→ **YOUR GOAL**
Can you repeat every item below word for word, omitting the pictures?

— Begin STORED RECORDS —

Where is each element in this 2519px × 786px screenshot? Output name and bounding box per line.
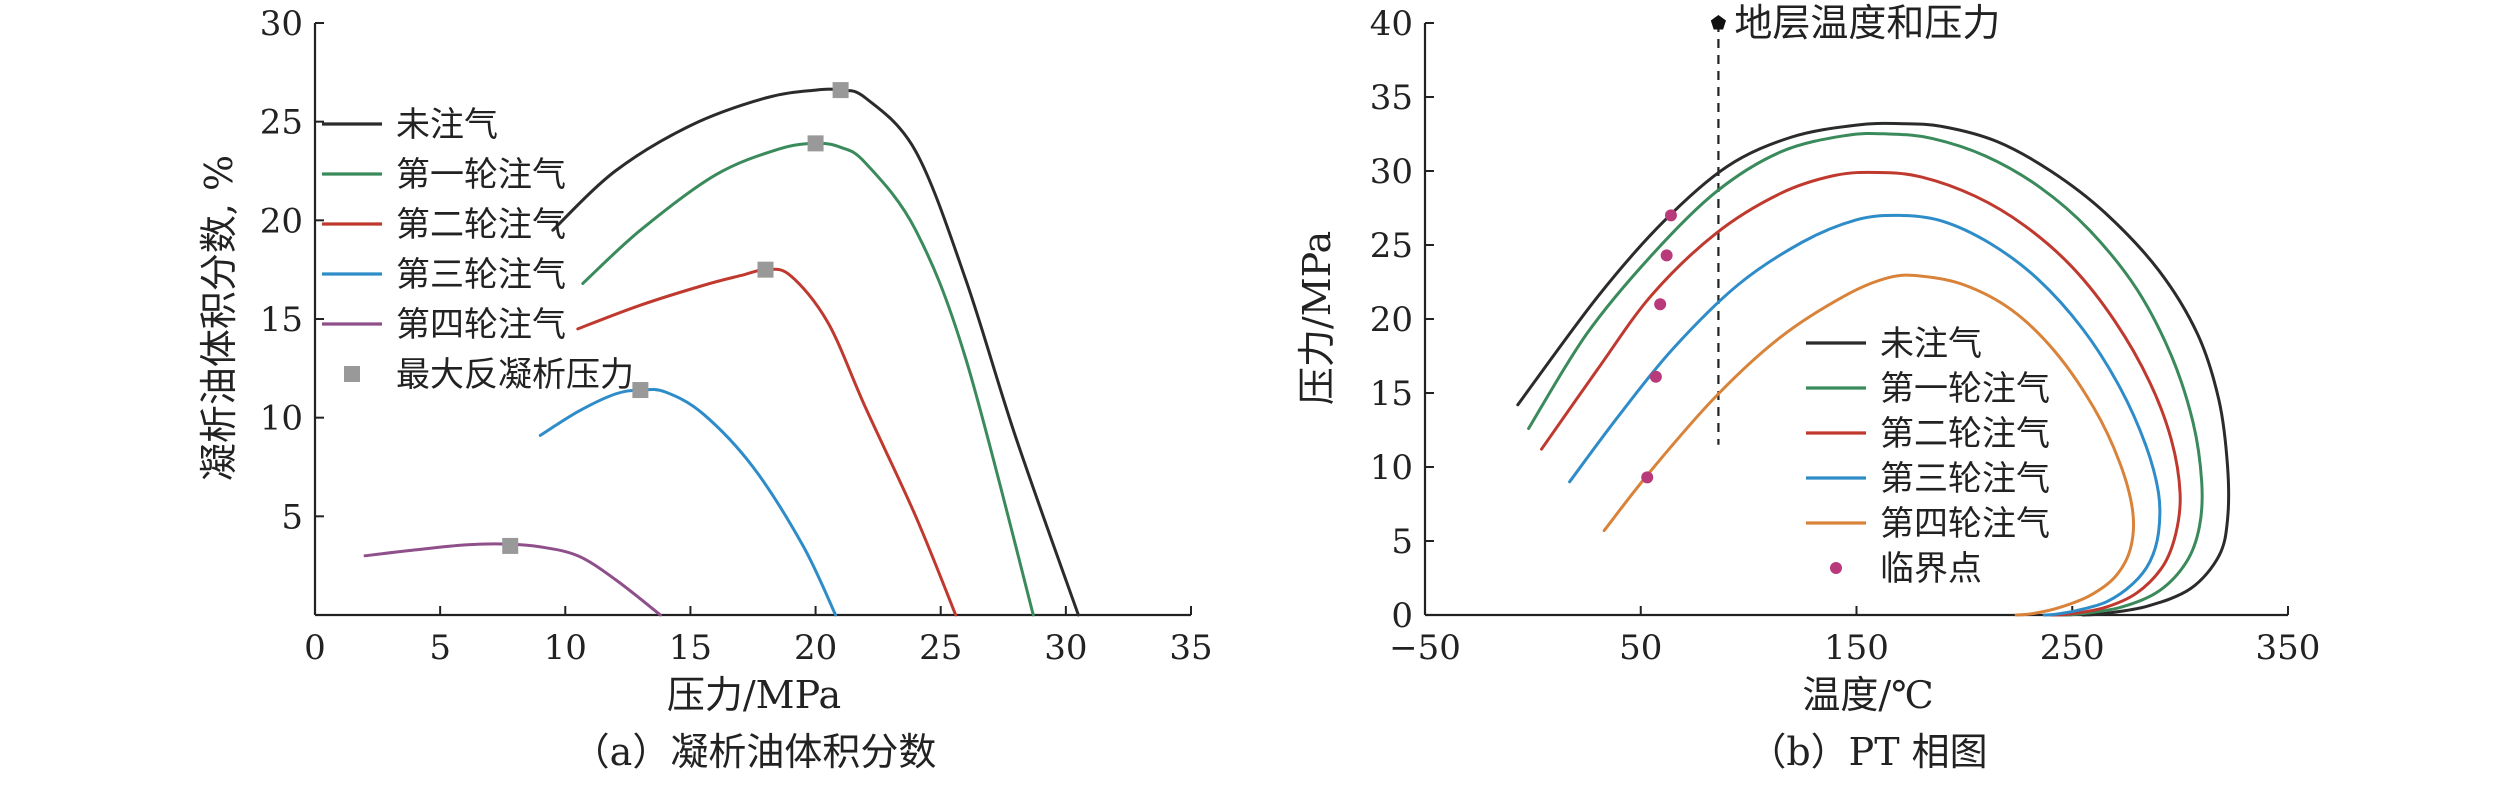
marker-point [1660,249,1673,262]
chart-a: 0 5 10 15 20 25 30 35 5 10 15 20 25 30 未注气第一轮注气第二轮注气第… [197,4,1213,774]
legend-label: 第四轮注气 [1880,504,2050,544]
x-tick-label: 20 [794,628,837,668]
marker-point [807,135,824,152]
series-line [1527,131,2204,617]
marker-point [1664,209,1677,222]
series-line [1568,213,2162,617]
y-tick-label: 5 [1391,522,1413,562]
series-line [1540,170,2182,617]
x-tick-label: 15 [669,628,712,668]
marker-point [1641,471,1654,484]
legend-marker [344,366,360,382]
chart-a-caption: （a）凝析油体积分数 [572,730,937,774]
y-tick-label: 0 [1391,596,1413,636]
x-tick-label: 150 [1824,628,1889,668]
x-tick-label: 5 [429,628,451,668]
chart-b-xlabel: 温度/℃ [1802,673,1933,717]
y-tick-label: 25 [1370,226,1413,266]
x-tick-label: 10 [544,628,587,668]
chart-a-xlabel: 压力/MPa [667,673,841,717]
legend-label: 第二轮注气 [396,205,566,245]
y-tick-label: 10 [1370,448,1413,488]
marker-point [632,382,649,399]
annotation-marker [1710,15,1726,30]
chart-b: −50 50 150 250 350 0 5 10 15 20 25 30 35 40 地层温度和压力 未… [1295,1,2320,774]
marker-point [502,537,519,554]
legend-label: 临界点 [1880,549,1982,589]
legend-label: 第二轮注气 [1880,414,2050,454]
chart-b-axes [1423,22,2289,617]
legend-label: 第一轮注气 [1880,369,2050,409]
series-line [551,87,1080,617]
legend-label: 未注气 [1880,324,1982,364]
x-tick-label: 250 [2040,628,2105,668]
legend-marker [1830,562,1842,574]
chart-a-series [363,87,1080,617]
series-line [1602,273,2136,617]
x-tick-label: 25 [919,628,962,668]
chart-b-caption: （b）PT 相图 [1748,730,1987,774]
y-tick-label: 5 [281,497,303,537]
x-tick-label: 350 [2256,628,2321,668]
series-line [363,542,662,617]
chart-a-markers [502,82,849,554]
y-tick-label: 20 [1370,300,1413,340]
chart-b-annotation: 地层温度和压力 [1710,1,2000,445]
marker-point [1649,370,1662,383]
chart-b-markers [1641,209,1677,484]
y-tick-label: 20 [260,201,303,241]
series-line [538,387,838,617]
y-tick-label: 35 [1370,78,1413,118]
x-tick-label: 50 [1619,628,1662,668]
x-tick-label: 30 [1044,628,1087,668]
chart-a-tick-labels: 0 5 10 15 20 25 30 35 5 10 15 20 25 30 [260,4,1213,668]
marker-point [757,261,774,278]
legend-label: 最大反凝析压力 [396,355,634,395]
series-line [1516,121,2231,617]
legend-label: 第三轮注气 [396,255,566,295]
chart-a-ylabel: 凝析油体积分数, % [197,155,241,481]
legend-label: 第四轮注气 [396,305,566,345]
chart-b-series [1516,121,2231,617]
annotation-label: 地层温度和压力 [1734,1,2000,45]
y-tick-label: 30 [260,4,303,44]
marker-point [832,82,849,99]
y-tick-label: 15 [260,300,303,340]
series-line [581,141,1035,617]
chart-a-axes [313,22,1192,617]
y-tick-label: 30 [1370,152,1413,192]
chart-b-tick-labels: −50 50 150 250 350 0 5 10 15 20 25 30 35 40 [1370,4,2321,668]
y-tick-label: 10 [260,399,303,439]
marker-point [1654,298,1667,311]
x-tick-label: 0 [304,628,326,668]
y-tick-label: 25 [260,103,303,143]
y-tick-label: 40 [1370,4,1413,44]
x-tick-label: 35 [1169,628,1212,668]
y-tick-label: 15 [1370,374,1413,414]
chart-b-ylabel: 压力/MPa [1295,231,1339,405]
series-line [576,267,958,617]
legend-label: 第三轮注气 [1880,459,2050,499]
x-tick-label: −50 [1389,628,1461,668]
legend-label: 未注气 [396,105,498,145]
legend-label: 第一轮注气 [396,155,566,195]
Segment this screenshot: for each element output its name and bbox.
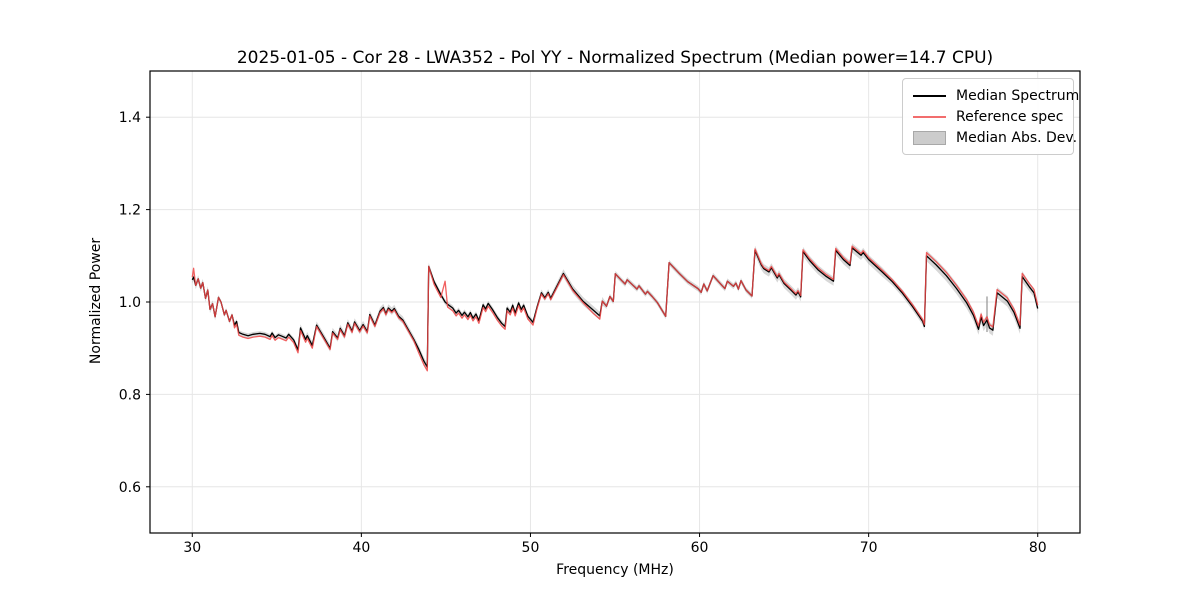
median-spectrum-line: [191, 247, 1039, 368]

— End STORED RECORDS —

→ **EXERCISE RESULT**
Where is each element in this 2519px × 786px screenshot? Output name and bounding box per line.
marker-point [1660,249,1673,262]
chart-a: 0 5 10 15 20 25 30 35 5 10 15 20 25 30 未注气第一轮注气第二轮注气第… [197,4,1213,774]
legend-label: 第四轮注气 [1880,504,2050,544]
x-tick-label: 20 [794,628,837,668]
marker-point [807,135,824,152]
series-line [1527,131,2204,617]
marker-point [1664,209,1677,222]
series-line [1568,213,2162,617]
y-tick-label: 5 [1391,522,1413,562]
series-line [1540,170,2182,617]
x-tick-label: 15 [669,628,712,668]
marker-point [1641,471,1654,484]
legend-marker [344,366,360,382]
chart-a-caption: （a）凝析油体积分数 [572,730,937,774]
y-tick-label: 0 [1391,596,1413,636]
x-tick-label: 150 [1824,628,1889,668]
x-tick-label: 5 [429,628,451,668]
chart-b-xlabel: 温度/℃ [1802,673,1933,717]
y-tick-label: 25 [1370,226,1413,266]
x-tick-label: 10 [544,628,587,668]
chart-a-xlabel: 压力/MPa [667,673,841,717]
legend-label: 第二轮注气 [396,205,566,245]
y-tick-label: 10 [1370,448,1413,488]
marker-point [632,382,649,399]
annotation-marker [1710,15,1726,30]
chart-b: −50 50 150 250 350 0 5 10 15 20 25 30 35 40 地层温度和压力 未… [1295,1,2320,774]
marker-point [502,537,519,554]
legend-label: 临界点 [1880,549,1982,589]
legend-label: 第二轮注气 [1880,414,2050,454]
chart-b-axes [1423,22,2289,617]
legend-label: 第一轮注气 [1880,369,2050,409]
series-line [551,87,1080,617]
legend-label: 未注气 [1880,324,1982,364]
x-tick-label: 250 [2040,628,2105,668]
legend-marker [1830,562,1842,574]
chart-a-series [363,87,1080,617]
series-line [1602,273,2136,617]
x-tick-label: 25 [919,628,962,668]
chart-b-caption: （b）PT 相图 [1748,730,1987,774]
y-tick-label: 5 [281,497,303,537]
x-tick-label: 350 [2256,628,2321,668]
series-line [363,542,662,617]
chart-a-markers [502,82,849,554]
y-tick-label: 20 [1370,300,1413,340]
chart-b-annotation: 地层温度和压力 [1710,1,2000,445]
marker-point [1649,370,1662,383]
chart-b-markers [1641,209,1677,484]
y-tick-label: 20 [260,201,303,241]
series-line [538,387,838,617]
y-tick-label: 35 [1370,78,1413,118]
x-tick-label: 50 [1619,628,1662,668]
x-tick-label: 30 [1044,628,1087,668]
chart-a-tick-labels: 0 5 10 15 20 25 30 35 5 10 15 20 25 30 [260,4,1213,668]
marker-point [757,261,774,278]
legend-label: 最大反凝析压力 [396,355,634,395]
series-line [1516,121,2231,617]
legend-label: 第三轮注气 [396,255,566,295]
chart-a-ylabel: 凝析油体积分数, % [197,155,241,481]
legend-label: 第四轮注气 [396,305,566,345]
chart-b-series [1516,121,2231,617]
annotation-label: 地层温度和压力 [1734,1,2000,45]
y-tick-label: 30 [260,4,303,44]
marker-point [832,82,849,99]
y-tick-label: 15 [260,300,303,340]
series-line [581,141,1035,617]
chart-a-axes [313,22,1192,617]
y-tick-label: 30 [1370,152,1413,192]
chart-b-tick-labels: −50 50 150 250 350 0 5 10 15 20 25 30 35 40 [1370,4,2321,668]
y-tick-label: 10 [260,399,303,439]
marker-point [1654,298,1667,311]
x-tick-label: 0 [304,628,326,668]
y-tick-label: 25 [260,103,303,143]
y-tick-label: 40 [1370,4,1413,44]
x-tick-label: 35 [1169,628,1212,668]
y-tick-label: 15 [1370,374,1413,414]
chart-b-ylabel: 压力/MPa [1295,231,1339,405]
series-line [576,267,958,617]
legend-label: 第三轮注气 [1880,459,2050,499]
x-tick-label: −50 [1389,628,1461,668]
legend-label: 未注气 [396,105,498,145]
legend-label: 第一轮注气 [396,155,566,195]
Segment this screenshot: for each element output its name and bbox.
median-spectrum-line: [191, 247, 1039, 368]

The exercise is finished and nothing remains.